-- START OF EXERCISE DATA --

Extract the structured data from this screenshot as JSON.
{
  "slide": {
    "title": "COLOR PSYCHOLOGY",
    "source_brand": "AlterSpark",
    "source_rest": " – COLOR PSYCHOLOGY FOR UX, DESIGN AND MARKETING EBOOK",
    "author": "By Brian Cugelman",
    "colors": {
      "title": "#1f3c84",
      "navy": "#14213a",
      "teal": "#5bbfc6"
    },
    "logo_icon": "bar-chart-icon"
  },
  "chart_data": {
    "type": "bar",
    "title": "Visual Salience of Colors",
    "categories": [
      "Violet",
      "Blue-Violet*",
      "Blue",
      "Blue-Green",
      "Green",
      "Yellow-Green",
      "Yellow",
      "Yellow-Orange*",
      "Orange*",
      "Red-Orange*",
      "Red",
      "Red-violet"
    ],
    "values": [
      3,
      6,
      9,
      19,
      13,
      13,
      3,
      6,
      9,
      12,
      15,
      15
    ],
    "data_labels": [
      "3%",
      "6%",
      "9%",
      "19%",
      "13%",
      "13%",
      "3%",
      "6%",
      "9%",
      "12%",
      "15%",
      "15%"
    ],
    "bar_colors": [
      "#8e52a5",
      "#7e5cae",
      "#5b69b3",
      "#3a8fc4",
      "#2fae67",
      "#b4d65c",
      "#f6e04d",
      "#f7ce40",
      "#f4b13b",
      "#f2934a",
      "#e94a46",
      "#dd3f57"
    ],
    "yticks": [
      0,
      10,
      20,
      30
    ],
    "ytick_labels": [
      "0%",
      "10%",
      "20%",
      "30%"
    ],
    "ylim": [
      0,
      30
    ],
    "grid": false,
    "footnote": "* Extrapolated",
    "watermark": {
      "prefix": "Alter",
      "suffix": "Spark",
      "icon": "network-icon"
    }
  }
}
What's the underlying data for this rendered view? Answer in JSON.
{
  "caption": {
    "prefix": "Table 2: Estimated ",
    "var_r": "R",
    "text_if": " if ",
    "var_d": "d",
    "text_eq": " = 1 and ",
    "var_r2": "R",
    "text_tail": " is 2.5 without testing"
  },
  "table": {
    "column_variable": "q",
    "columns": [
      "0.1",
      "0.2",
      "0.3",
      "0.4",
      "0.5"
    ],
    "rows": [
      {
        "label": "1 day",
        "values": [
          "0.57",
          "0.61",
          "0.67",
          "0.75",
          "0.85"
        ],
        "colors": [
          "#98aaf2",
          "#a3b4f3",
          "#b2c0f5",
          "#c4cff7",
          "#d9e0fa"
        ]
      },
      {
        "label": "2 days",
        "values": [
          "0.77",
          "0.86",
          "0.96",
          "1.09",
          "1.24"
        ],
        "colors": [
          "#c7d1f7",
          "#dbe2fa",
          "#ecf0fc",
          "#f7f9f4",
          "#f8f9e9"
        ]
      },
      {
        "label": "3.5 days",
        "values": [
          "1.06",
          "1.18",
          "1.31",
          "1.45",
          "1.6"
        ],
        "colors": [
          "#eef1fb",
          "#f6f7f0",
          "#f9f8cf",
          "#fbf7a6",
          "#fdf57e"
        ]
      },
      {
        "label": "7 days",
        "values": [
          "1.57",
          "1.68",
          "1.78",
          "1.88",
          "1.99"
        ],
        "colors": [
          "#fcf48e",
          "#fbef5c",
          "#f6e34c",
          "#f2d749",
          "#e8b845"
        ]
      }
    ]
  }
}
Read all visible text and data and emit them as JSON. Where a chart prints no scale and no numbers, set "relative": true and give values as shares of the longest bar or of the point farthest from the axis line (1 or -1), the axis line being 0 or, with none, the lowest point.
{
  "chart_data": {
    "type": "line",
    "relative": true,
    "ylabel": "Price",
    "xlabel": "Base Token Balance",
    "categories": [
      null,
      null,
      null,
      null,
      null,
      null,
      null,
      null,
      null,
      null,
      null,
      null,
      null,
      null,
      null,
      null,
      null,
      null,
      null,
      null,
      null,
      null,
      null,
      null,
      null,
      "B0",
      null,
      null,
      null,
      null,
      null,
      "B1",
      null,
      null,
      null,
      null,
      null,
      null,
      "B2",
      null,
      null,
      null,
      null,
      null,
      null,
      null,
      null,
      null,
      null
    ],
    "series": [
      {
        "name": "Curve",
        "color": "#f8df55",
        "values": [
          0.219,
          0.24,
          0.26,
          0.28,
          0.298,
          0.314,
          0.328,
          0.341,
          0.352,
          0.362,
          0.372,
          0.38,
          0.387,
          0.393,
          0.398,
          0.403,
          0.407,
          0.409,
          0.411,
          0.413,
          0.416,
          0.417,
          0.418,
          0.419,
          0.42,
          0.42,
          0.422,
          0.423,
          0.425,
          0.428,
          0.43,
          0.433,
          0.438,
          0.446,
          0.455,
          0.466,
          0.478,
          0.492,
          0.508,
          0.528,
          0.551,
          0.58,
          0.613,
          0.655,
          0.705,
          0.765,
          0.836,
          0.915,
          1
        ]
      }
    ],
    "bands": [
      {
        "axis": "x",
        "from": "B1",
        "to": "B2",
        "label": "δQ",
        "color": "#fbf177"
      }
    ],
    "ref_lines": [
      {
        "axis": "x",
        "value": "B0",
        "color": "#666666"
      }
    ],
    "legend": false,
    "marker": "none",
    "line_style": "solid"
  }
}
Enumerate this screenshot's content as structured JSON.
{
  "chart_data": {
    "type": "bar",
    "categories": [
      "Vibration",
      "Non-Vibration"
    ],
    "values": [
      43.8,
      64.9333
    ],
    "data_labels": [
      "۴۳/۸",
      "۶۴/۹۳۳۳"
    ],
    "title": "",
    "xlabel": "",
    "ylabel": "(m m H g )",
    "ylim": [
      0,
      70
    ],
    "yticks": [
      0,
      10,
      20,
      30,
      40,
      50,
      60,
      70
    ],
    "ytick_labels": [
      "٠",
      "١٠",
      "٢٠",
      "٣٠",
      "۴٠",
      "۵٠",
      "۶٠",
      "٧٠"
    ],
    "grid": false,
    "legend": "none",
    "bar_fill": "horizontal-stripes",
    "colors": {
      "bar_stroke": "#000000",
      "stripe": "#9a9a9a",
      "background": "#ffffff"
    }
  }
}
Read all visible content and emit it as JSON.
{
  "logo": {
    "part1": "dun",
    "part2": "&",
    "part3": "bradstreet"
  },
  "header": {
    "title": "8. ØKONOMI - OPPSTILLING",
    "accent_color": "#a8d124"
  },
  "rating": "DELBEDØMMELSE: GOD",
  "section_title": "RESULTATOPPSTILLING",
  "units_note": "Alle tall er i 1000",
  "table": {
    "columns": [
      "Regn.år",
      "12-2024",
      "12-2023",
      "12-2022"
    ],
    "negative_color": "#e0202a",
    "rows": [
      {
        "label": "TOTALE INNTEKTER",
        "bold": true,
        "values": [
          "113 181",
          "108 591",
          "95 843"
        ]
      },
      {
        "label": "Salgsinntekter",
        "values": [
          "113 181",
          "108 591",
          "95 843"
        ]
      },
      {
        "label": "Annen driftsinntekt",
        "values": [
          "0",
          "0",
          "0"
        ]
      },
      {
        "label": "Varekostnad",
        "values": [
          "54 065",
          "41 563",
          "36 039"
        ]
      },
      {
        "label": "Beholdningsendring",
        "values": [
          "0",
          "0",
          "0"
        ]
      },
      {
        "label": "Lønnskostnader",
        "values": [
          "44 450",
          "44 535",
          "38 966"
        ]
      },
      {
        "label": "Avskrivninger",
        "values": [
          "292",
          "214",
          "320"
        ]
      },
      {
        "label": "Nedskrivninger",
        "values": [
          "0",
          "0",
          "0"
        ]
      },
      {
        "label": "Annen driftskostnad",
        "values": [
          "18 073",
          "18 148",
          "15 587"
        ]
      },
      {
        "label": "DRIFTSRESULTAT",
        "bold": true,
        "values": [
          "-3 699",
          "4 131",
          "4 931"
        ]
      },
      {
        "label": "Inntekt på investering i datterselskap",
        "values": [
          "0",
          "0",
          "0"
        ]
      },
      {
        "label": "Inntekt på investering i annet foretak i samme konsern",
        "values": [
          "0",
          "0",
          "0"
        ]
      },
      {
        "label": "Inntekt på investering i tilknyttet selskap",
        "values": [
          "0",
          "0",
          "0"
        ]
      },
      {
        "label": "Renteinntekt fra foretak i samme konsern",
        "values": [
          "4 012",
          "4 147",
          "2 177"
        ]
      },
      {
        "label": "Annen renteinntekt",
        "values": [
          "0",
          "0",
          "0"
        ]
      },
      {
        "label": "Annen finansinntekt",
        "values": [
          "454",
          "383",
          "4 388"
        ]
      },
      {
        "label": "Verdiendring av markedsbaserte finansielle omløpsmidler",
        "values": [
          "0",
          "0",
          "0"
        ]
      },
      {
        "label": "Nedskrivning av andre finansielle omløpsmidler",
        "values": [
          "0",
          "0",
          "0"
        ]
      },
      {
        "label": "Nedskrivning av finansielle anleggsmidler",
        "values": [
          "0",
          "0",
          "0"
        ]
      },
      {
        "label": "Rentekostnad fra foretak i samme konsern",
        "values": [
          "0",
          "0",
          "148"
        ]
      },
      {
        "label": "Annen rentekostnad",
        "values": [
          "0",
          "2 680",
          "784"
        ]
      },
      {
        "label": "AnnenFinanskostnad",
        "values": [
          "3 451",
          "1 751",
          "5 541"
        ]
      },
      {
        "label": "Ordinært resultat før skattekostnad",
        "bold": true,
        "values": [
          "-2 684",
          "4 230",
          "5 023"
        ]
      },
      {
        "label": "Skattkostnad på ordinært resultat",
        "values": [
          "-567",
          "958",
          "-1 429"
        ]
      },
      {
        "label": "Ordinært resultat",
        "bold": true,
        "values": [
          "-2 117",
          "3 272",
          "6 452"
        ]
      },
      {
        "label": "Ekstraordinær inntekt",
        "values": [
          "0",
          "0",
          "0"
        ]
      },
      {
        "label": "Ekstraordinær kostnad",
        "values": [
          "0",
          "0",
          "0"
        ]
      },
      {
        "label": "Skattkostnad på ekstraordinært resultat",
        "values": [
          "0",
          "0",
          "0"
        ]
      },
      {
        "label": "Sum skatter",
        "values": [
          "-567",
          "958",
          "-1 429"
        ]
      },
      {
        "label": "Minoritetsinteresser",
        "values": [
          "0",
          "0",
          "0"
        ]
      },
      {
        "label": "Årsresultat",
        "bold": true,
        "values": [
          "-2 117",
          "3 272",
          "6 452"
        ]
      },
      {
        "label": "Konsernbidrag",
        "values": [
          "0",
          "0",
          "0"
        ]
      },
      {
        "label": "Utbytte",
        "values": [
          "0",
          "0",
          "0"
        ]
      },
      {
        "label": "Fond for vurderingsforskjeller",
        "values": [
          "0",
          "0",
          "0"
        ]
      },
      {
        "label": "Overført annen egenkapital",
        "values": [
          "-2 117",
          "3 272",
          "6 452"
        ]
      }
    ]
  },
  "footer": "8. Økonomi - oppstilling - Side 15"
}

-- END OF EXERCISE DATA --

Wherever a line in the data above holds "foretak", copy that line.

EXPECTED ANSWER.
        "label": "Inntekt på investering i annet foretak i samme konsern",
        "label": "Renteinntekt fra foretak i samme konsern",
        "label": "Rentekostnad fra foretak i samme konsern",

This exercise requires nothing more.